start Supplied material
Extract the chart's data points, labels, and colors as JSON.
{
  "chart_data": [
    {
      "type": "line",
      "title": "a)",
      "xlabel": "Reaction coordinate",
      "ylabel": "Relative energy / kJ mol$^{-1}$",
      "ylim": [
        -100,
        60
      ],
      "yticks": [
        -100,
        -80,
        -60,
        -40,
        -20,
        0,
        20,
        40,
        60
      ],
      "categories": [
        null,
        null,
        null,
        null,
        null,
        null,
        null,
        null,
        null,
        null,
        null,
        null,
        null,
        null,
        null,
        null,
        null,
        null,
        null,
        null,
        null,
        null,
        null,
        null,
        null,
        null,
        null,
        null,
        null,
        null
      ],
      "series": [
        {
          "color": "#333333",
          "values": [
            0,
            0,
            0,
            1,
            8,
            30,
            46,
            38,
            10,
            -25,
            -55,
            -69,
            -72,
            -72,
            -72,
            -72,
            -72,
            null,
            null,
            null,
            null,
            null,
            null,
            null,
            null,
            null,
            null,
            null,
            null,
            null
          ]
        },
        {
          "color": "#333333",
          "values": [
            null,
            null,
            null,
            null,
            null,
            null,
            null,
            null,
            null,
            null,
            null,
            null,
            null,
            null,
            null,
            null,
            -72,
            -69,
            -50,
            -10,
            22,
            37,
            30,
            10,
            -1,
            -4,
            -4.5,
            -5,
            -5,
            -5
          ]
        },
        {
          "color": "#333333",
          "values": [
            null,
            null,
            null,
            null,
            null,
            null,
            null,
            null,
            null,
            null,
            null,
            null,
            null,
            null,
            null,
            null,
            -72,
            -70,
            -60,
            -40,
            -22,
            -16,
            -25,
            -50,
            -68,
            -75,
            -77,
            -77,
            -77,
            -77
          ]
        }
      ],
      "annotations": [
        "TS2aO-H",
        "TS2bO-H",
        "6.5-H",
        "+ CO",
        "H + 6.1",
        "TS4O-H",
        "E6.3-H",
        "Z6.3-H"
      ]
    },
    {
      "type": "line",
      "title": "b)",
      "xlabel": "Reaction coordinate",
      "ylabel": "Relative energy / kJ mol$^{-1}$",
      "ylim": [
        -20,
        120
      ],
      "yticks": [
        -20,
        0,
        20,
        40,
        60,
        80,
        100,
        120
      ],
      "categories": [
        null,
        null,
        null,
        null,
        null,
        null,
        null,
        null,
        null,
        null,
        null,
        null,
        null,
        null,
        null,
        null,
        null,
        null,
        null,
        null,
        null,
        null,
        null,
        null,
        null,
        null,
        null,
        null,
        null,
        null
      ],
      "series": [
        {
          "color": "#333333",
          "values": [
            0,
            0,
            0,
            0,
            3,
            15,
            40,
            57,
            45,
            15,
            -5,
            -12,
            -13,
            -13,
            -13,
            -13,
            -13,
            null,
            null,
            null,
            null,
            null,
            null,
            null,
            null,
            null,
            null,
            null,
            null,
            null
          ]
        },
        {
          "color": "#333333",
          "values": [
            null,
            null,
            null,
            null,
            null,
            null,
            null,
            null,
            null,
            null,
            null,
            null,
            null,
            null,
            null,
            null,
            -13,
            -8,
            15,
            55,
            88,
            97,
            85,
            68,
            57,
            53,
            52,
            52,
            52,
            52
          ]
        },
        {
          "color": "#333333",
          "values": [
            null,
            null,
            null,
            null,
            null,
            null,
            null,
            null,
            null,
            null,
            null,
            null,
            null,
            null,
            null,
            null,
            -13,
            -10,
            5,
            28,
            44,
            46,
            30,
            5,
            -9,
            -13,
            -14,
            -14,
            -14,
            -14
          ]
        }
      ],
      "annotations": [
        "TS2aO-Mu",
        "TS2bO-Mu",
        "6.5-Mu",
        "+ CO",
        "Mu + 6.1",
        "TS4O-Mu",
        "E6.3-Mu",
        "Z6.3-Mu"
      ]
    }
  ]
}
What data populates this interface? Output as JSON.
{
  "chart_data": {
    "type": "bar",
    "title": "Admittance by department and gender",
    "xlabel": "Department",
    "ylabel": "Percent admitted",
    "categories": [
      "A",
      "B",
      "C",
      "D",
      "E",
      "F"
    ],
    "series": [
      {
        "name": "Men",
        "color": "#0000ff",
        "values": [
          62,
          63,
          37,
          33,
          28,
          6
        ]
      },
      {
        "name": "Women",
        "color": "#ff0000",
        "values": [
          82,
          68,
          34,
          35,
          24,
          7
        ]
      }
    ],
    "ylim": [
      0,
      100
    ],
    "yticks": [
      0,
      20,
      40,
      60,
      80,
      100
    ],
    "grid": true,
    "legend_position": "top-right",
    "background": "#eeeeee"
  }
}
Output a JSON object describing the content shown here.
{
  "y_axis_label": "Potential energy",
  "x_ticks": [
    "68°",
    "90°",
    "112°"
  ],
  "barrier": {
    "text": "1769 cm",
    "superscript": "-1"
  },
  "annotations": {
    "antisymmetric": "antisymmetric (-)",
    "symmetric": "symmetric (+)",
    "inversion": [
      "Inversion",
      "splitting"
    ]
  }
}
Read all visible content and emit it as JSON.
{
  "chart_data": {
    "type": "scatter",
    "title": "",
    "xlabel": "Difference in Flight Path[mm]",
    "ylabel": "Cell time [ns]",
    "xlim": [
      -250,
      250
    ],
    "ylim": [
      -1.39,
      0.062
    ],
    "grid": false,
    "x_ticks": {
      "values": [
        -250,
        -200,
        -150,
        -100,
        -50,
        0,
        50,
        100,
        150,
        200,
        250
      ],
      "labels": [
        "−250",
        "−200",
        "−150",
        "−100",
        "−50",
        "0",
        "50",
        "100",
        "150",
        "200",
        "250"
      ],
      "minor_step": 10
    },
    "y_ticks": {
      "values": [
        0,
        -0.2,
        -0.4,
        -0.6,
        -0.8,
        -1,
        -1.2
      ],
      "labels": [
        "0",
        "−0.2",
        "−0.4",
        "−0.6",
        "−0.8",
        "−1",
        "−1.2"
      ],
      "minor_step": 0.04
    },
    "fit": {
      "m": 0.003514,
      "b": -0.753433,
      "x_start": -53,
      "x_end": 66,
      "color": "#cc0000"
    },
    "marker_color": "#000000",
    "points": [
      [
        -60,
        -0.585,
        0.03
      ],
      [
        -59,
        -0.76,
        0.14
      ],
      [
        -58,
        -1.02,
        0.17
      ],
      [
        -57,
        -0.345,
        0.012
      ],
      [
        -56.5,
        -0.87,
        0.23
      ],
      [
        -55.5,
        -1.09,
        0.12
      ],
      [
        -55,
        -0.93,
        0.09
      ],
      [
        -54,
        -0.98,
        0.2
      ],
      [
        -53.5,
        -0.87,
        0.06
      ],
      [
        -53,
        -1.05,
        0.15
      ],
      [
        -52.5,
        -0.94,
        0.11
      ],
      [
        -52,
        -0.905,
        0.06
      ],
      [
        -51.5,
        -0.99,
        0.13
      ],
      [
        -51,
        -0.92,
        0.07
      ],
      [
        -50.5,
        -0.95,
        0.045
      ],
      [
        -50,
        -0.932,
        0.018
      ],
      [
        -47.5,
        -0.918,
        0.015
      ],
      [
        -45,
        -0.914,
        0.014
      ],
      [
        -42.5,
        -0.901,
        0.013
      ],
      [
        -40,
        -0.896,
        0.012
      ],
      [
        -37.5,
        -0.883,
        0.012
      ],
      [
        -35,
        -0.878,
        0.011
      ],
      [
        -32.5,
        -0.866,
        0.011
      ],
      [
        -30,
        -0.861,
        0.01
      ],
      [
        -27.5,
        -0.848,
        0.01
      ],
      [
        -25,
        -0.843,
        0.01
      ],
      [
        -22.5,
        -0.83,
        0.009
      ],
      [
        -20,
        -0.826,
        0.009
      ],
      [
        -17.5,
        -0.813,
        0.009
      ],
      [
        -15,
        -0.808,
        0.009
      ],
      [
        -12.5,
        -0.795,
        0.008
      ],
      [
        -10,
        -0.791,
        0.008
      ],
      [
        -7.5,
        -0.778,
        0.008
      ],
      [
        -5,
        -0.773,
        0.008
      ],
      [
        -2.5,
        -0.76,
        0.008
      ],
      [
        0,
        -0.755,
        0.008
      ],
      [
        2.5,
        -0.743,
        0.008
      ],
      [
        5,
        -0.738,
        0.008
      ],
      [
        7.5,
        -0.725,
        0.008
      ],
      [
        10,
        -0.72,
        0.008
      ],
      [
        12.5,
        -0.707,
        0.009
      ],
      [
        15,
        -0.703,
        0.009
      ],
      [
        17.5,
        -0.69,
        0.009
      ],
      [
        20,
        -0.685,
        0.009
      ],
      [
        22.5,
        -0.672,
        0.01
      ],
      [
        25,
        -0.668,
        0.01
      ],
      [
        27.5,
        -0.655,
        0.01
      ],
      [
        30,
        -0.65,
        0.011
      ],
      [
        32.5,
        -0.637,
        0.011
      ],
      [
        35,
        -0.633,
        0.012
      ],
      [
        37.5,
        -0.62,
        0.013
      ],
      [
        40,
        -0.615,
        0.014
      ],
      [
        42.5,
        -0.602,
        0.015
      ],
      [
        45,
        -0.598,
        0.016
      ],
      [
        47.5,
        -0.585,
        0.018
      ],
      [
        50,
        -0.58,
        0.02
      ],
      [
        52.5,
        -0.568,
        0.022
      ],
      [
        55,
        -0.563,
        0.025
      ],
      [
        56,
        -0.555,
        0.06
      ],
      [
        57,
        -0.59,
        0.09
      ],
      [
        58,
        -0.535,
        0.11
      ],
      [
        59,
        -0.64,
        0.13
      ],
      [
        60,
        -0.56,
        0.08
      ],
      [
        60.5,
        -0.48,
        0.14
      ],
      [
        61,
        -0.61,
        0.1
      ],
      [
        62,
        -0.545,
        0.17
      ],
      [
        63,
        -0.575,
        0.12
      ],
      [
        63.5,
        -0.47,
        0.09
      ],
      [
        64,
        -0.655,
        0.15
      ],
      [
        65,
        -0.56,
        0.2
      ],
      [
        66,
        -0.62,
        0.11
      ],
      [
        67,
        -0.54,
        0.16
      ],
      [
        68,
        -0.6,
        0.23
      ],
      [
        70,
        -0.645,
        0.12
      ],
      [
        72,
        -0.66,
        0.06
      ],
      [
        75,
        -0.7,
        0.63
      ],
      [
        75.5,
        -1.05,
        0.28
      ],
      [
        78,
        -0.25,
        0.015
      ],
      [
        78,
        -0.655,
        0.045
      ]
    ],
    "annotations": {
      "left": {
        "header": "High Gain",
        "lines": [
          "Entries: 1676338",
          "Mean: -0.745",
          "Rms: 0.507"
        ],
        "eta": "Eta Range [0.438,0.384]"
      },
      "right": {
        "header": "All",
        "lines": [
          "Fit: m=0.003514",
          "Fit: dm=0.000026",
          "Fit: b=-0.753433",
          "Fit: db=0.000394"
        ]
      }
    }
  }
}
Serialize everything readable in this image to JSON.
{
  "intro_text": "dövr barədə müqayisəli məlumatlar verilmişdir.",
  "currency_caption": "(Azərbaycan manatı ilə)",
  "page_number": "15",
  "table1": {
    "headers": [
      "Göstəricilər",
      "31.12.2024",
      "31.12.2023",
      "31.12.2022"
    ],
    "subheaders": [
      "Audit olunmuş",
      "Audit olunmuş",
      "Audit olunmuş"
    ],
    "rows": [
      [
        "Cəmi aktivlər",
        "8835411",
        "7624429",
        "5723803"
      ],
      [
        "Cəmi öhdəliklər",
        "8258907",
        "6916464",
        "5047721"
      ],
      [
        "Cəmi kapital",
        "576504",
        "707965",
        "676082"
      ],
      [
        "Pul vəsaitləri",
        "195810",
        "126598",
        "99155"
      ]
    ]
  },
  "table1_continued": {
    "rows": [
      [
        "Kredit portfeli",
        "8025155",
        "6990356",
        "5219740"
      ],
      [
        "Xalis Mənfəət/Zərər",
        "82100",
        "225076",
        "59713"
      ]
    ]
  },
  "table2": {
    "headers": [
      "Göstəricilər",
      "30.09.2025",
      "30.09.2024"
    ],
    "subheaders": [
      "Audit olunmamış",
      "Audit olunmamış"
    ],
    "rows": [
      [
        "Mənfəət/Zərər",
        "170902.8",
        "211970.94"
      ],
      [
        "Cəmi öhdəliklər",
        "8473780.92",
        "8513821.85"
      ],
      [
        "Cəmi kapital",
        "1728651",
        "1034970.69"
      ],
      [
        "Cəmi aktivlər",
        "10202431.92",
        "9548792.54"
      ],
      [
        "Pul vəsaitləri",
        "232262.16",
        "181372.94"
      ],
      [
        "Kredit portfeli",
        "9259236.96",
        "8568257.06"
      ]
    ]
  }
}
end Supplied material
= Goal =
Go through the material above and count the lines that contain "this"; give that number alone.

= Task output =
2